Do this:
Below are some entries. Copy each line that holds the string "military".

Source data:
_ _ _ _ _

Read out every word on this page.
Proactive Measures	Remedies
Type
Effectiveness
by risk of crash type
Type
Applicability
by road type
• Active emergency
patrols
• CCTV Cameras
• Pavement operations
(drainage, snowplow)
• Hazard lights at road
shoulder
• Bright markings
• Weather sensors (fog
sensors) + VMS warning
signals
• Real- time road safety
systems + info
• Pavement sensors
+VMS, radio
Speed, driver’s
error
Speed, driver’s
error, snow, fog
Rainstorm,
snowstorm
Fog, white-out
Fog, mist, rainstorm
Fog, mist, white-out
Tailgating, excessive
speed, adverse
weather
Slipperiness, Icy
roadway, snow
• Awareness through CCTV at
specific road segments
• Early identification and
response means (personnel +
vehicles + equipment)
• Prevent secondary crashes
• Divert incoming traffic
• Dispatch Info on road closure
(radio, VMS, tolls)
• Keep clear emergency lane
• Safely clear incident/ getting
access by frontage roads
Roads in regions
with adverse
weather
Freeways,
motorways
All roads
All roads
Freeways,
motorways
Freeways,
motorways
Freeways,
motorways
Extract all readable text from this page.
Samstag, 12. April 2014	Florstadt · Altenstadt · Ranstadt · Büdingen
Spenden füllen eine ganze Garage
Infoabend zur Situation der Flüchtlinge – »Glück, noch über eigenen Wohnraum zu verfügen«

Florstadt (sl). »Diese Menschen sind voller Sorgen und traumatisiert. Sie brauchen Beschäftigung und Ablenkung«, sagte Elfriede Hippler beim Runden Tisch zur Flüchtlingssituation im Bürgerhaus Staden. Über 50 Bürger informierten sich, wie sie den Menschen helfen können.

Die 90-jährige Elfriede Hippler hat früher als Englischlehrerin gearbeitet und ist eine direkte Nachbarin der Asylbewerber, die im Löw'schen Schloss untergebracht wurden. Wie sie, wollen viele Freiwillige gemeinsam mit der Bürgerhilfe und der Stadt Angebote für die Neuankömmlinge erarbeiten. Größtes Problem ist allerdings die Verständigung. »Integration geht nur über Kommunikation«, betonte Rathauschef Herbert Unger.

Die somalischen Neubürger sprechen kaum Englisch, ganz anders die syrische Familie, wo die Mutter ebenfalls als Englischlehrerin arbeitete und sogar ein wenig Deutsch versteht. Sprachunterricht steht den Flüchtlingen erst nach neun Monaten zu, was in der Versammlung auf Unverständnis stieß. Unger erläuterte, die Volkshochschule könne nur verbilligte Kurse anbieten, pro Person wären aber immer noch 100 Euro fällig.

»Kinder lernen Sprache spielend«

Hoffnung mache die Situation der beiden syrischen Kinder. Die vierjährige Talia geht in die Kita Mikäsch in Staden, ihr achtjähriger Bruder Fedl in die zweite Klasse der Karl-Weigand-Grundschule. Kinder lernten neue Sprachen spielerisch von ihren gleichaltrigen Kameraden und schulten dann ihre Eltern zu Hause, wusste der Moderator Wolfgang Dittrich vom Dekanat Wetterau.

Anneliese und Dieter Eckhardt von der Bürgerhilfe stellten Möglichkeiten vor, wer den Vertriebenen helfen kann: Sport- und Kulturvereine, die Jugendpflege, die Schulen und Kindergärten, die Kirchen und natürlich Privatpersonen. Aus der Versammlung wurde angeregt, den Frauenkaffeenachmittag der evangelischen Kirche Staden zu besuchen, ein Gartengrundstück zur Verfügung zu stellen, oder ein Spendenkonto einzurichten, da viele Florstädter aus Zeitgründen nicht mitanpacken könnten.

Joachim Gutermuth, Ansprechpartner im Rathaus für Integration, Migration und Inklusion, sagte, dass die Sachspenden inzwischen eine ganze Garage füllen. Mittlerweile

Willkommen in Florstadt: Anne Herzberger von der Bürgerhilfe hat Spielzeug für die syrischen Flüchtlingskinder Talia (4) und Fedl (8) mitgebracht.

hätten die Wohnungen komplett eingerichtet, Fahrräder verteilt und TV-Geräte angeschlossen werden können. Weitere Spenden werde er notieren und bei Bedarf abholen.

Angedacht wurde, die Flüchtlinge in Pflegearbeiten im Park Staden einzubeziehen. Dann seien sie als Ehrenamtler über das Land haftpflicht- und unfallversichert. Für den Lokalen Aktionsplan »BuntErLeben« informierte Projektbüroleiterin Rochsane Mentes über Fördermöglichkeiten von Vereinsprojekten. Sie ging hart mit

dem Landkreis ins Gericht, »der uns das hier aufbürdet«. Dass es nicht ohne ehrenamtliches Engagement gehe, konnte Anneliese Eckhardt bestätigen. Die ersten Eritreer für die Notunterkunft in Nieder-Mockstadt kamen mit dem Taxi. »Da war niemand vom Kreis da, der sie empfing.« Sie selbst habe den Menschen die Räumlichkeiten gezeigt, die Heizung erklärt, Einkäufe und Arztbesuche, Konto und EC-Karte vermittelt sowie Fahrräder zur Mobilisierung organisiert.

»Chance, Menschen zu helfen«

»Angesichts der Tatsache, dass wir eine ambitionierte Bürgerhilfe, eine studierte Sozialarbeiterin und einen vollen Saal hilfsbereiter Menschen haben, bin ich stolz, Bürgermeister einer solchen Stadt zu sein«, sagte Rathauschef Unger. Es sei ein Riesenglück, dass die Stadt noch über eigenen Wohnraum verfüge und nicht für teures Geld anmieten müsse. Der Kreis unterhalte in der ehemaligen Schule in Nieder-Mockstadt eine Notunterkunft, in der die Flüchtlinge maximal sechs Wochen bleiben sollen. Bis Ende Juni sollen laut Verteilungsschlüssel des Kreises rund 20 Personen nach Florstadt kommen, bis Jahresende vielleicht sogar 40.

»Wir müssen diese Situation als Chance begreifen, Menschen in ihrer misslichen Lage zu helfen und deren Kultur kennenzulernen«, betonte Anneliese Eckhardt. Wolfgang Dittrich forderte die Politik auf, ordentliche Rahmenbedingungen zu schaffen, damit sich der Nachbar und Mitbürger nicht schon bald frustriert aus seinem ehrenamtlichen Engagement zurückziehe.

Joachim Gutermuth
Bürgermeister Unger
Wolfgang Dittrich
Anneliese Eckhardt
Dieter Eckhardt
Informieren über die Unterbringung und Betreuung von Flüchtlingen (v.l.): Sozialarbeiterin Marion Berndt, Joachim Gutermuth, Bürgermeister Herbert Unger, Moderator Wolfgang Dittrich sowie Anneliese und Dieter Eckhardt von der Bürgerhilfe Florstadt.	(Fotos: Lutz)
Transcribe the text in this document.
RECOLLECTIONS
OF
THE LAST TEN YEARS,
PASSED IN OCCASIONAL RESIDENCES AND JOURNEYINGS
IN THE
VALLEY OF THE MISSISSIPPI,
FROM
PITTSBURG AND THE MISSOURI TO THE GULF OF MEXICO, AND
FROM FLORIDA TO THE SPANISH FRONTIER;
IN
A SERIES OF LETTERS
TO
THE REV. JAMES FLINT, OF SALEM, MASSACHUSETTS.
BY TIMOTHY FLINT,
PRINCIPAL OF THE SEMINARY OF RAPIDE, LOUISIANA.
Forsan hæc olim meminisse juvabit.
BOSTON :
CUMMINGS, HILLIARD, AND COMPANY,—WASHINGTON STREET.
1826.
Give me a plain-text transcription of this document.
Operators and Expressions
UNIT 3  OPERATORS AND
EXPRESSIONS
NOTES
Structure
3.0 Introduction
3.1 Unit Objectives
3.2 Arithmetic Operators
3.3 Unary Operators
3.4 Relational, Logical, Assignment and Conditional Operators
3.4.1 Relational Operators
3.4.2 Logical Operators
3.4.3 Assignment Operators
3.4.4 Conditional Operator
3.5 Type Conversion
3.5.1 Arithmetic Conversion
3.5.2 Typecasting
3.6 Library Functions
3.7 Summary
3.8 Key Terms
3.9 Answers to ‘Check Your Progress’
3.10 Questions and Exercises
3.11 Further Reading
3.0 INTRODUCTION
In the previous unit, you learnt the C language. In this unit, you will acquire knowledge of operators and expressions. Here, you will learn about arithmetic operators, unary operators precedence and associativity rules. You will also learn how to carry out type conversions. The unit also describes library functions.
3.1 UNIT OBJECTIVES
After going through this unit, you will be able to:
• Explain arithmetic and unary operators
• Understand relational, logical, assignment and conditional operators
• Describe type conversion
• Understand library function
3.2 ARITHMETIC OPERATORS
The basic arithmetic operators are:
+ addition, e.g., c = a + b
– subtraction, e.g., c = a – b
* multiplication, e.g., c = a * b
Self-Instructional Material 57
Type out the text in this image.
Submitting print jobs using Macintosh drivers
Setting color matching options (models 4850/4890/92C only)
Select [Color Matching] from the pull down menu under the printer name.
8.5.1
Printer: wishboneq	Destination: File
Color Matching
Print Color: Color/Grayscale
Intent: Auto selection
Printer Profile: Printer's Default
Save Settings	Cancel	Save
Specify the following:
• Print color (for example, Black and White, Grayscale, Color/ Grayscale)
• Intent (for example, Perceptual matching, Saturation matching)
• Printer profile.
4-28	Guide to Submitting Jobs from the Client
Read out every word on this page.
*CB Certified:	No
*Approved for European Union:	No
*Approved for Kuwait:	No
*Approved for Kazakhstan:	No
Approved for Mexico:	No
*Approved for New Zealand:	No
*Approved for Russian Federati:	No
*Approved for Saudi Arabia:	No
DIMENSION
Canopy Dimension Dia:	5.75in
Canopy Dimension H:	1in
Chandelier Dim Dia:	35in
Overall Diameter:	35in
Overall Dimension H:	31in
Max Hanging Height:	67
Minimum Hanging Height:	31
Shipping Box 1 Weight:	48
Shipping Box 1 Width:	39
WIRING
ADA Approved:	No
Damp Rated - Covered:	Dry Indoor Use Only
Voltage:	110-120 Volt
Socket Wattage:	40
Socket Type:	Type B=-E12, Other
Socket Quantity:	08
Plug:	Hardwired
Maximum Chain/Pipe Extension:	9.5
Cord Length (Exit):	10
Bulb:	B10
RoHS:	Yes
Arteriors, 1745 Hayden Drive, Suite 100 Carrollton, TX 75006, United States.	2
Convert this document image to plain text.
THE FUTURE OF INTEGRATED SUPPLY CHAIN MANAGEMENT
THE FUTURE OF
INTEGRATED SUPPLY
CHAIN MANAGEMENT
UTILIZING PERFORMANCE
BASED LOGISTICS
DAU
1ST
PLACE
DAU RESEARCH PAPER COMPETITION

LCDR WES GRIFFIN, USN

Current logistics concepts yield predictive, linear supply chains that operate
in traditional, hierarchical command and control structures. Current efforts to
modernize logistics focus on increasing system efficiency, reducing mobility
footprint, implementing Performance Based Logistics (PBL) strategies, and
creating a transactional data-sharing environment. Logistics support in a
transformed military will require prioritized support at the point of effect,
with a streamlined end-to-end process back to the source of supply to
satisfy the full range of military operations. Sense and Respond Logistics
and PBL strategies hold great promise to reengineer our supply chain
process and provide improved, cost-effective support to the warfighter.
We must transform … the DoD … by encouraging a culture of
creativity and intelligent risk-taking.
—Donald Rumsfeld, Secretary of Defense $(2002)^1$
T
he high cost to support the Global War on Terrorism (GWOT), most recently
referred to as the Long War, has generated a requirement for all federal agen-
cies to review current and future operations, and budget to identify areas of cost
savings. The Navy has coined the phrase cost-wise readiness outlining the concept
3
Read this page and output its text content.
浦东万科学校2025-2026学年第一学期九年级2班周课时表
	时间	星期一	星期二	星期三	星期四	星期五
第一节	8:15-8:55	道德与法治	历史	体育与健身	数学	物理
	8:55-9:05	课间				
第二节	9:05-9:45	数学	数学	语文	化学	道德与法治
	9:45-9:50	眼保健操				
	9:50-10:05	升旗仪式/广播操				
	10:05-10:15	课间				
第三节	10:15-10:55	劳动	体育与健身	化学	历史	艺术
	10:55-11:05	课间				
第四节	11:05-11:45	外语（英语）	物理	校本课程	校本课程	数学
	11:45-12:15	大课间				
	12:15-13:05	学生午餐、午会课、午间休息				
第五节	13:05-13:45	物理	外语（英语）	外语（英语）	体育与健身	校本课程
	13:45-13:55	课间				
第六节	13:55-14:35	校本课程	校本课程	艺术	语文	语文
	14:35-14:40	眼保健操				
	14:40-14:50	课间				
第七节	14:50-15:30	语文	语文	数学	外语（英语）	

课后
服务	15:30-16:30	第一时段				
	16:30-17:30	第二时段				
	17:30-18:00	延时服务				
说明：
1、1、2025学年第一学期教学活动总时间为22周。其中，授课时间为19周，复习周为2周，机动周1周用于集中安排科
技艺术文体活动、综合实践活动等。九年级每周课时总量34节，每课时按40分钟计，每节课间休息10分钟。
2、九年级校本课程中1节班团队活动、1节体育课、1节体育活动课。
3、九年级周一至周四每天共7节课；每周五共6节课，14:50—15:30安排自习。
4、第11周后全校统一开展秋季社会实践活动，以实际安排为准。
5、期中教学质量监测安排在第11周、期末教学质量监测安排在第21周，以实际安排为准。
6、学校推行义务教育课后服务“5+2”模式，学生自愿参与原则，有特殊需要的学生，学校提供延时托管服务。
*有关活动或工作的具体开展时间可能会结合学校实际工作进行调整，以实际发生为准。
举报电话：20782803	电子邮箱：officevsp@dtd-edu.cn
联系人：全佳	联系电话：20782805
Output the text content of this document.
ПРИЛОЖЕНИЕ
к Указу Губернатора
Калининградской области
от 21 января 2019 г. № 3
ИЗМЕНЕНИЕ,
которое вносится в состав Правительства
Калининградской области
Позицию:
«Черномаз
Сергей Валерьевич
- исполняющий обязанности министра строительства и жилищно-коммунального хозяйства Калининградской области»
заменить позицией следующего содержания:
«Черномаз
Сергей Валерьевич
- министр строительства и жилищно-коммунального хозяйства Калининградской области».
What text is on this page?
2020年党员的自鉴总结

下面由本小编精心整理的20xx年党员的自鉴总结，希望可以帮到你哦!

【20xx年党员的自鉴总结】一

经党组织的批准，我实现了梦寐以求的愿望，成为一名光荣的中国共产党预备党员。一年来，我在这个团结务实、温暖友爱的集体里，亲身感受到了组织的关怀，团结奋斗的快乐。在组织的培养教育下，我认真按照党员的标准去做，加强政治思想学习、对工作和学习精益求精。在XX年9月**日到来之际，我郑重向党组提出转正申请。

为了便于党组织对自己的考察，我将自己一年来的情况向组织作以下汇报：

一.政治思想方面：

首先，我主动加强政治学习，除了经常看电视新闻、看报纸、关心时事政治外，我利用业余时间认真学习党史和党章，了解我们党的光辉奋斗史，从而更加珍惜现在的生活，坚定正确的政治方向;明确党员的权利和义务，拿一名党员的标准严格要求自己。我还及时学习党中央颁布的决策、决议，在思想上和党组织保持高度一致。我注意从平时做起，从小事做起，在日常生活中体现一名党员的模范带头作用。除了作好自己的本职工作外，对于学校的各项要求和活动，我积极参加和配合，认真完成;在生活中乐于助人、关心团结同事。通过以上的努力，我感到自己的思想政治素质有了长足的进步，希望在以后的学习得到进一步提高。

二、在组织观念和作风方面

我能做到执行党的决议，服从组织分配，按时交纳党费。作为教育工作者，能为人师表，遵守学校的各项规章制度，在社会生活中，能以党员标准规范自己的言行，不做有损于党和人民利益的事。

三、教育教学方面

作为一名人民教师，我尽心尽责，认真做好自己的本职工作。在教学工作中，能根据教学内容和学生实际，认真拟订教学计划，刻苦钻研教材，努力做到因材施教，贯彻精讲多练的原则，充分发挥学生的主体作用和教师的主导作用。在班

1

_ _ _ _ _

Task solution:
transformed military will require prioritized support at the point of effect,
satisfy the full range of military operations. Sense and Respond Logistics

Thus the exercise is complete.